# EXTRACTED RECORDS:
******
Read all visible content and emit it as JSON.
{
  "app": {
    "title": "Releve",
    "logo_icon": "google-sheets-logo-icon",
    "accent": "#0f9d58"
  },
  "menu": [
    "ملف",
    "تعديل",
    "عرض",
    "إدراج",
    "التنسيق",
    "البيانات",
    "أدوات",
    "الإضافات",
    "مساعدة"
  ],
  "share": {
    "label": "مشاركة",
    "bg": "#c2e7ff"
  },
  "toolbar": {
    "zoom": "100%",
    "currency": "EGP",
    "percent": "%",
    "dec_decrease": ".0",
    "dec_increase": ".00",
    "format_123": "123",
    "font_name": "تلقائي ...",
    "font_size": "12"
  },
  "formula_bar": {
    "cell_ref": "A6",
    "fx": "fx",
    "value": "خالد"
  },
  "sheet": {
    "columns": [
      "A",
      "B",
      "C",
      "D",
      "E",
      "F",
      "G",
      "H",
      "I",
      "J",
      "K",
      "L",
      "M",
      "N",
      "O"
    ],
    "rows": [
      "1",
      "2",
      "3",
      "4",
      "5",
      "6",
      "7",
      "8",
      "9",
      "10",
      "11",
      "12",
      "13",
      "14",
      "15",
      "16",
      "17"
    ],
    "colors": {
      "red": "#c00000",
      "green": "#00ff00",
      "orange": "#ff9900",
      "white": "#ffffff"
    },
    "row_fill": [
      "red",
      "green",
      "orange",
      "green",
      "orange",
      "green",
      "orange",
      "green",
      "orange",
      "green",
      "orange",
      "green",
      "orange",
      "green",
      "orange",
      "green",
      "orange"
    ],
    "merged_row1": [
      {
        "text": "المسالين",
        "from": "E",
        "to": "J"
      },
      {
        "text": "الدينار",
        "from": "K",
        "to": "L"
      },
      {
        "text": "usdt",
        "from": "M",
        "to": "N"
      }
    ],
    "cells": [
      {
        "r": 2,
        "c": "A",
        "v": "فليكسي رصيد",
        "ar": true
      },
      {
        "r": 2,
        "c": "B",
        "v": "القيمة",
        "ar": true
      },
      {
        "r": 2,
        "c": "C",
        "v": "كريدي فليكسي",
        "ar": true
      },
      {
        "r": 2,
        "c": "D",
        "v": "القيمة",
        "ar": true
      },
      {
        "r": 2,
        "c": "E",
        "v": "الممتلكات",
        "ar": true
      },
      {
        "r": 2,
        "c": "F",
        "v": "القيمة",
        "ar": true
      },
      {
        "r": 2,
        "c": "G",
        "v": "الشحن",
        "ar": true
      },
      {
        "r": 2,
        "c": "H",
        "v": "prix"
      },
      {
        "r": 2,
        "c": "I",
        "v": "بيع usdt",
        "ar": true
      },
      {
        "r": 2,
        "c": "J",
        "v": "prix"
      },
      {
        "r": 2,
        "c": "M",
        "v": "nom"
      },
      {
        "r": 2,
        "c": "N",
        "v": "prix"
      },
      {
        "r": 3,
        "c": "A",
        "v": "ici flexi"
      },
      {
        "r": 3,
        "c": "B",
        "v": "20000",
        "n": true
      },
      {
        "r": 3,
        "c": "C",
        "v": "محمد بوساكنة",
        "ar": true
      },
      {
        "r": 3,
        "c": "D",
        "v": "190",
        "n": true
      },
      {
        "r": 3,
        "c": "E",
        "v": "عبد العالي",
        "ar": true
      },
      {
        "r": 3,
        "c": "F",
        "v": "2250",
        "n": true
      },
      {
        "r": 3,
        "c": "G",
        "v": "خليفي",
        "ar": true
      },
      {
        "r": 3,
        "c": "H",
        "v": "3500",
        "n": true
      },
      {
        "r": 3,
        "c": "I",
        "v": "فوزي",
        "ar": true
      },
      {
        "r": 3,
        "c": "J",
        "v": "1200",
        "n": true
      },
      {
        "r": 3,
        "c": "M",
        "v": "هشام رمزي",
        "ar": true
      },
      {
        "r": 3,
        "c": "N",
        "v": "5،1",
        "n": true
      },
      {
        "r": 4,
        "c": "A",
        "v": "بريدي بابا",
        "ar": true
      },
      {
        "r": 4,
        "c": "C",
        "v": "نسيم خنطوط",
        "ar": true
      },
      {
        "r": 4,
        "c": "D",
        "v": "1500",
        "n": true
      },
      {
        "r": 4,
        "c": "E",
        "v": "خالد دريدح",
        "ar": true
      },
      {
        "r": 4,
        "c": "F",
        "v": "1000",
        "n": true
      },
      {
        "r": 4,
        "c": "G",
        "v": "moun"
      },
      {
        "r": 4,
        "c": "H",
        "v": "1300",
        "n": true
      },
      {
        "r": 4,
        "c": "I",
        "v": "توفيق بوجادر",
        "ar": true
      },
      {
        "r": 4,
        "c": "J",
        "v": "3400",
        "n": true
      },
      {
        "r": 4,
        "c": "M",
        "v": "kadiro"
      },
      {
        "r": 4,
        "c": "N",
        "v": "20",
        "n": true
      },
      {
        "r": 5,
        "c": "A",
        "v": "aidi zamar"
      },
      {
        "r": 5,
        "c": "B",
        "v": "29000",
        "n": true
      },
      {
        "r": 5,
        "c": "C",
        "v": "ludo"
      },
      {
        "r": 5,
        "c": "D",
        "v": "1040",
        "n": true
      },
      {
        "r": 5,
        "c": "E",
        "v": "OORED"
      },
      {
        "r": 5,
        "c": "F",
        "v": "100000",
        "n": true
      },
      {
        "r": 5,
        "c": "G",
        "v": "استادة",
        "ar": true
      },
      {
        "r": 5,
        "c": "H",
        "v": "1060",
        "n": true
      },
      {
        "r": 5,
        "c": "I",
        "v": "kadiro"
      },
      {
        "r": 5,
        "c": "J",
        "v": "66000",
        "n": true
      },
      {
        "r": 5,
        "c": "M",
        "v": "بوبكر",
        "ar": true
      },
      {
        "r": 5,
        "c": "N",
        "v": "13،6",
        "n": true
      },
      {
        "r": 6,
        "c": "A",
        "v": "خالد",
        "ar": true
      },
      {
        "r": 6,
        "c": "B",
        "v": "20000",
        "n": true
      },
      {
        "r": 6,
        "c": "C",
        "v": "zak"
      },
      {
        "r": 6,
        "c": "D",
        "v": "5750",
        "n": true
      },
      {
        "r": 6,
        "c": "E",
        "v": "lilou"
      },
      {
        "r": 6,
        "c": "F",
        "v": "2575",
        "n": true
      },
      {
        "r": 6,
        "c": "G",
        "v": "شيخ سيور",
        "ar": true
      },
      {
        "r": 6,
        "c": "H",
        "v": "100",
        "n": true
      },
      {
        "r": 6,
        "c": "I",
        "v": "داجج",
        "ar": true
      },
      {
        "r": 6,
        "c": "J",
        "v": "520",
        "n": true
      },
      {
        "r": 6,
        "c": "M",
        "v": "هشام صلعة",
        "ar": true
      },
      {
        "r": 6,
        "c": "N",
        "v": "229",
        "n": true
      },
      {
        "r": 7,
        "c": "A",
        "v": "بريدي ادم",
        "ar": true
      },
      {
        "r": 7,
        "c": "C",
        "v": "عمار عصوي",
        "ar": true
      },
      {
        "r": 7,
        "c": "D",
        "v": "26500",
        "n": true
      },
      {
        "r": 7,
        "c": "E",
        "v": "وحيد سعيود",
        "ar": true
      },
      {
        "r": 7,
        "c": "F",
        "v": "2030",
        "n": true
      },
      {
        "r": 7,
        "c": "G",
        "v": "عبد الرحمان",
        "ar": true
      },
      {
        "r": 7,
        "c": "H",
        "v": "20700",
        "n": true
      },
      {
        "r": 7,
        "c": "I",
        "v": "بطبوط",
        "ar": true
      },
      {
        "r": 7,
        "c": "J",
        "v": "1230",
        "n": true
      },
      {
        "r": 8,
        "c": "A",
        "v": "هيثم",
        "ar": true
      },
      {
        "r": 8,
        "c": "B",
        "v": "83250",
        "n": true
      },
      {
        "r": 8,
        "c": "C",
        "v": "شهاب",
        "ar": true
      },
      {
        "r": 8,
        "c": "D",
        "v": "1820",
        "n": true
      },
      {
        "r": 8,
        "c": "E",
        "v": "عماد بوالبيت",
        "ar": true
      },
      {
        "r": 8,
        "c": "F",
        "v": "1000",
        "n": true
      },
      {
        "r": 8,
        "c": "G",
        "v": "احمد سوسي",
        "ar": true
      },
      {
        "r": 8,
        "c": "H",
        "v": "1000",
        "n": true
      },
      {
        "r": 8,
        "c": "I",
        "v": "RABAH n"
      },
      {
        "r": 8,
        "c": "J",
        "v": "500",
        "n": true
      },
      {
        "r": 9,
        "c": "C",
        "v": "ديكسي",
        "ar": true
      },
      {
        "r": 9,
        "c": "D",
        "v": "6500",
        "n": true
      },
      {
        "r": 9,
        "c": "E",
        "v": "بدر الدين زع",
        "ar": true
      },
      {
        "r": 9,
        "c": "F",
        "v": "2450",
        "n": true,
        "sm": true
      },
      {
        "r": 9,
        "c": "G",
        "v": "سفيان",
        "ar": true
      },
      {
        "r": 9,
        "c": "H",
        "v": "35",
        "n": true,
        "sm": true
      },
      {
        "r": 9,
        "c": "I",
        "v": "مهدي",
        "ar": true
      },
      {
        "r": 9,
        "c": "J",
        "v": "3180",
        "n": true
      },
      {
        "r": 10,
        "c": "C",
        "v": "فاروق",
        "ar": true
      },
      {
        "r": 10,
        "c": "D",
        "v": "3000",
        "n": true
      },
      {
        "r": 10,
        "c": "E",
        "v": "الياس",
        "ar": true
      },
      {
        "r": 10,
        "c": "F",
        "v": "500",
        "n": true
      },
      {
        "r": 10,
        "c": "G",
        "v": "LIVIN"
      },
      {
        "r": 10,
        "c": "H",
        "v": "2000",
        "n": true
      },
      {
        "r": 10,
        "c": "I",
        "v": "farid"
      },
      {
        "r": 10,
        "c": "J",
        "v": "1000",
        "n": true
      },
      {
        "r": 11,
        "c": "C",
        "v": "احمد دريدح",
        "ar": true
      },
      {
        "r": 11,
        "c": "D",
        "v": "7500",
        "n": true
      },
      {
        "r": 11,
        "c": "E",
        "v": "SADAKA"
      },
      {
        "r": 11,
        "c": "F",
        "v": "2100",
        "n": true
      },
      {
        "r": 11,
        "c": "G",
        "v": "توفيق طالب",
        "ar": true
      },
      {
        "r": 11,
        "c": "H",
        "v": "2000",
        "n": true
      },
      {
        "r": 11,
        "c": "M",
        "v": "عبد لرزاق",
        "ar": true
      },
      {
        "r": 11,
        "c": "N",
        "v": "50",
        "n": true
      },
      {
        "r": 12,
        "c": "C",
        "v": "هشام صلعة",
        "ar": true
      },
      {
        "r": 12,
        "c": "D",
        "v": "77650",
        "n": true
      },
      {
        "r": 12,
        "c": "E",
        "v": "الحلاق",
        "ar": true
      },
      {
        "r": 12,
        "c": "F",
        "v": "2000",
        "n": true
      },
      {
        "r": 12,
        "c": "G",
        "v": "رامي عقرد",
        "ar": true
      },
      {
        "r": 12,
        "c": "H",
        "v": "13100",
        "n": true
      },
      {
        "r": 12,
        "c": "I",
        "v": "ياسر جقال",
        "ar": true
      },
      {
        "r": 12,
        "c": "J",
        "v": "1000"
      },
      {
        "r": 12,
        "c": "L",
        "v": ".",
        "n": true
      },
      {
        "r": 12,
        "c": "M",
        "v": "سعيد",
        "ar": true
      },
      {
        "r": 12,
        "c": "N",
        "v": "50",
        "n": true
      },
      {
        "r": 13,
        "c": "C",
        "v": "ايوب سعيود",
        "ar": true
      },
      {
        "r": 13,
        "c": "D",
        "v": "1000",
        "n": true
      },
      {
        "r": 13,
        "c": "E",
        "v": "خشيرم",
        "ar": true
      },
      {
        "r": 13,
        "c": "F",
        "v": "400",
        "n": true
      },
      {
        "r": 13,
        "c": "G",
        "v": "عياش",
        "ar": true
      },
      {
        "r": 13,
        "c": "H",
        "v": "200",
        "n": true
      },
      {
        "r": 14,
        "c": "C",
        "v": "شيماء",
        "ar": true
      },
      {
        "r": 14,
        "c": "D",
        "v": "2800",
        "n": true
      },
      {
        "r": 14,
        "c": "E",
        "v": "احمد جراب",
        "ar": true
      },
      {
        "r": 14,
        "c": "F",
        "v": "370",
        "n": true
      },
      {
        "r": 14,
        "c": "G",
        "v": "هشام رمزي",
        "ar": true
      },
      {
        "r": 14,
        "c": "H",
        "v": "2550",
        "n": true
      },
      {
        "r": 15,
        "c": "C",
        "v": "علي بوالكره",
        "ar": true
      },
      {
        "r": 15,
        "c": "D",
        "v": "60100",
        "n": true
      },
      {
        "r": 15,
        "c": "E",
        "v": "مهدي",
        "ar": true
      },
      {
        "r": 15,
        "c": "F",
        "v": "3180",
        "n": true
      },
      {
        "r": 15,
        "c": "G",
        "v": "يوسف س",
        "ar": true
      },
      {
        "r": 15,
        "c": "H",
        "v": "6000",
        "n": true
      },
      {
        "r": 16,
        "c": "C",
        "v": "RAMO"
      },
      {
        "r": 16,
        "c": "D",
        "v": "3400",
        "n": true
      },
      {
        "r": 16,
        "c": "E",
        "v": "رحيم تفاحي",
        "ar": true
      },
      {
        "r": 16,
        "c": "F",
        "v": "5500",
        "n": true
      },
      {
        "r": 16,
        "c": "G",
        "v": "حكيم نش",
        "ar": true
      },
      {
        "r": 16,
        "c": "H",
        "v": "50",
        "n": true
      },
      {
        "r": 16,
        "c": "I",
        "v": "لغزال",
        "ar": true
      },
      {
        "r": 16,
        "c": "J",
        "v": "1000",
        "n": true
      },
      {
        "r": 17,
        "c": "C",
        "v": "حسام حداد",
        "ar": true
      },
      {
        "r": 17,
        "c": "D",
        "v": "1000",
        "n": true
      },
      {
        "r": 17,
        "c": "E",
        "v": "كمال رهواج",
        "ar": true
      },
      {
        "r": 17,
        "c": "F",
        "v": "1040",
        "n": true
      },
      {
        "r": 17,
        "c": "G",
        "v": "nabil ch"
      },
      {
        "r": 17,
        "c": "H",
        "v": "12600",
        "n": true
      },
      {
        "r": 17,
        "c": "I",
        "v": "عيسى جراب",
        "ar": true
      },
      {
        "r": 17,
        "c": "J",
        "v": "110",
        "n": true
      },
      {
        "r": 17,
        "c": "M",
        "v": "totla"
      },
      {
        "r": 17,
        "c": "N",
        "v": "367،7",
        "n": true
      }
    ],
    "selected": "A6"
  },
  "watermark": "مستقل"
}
******
# WHAT YOU HAVE TO DO:
Pick out the lines that contain "text" and copy them.

# EXERCISE OUTPUT:
        "text": "المسالين",
        "text": "الدينار",
        "text": "usdt",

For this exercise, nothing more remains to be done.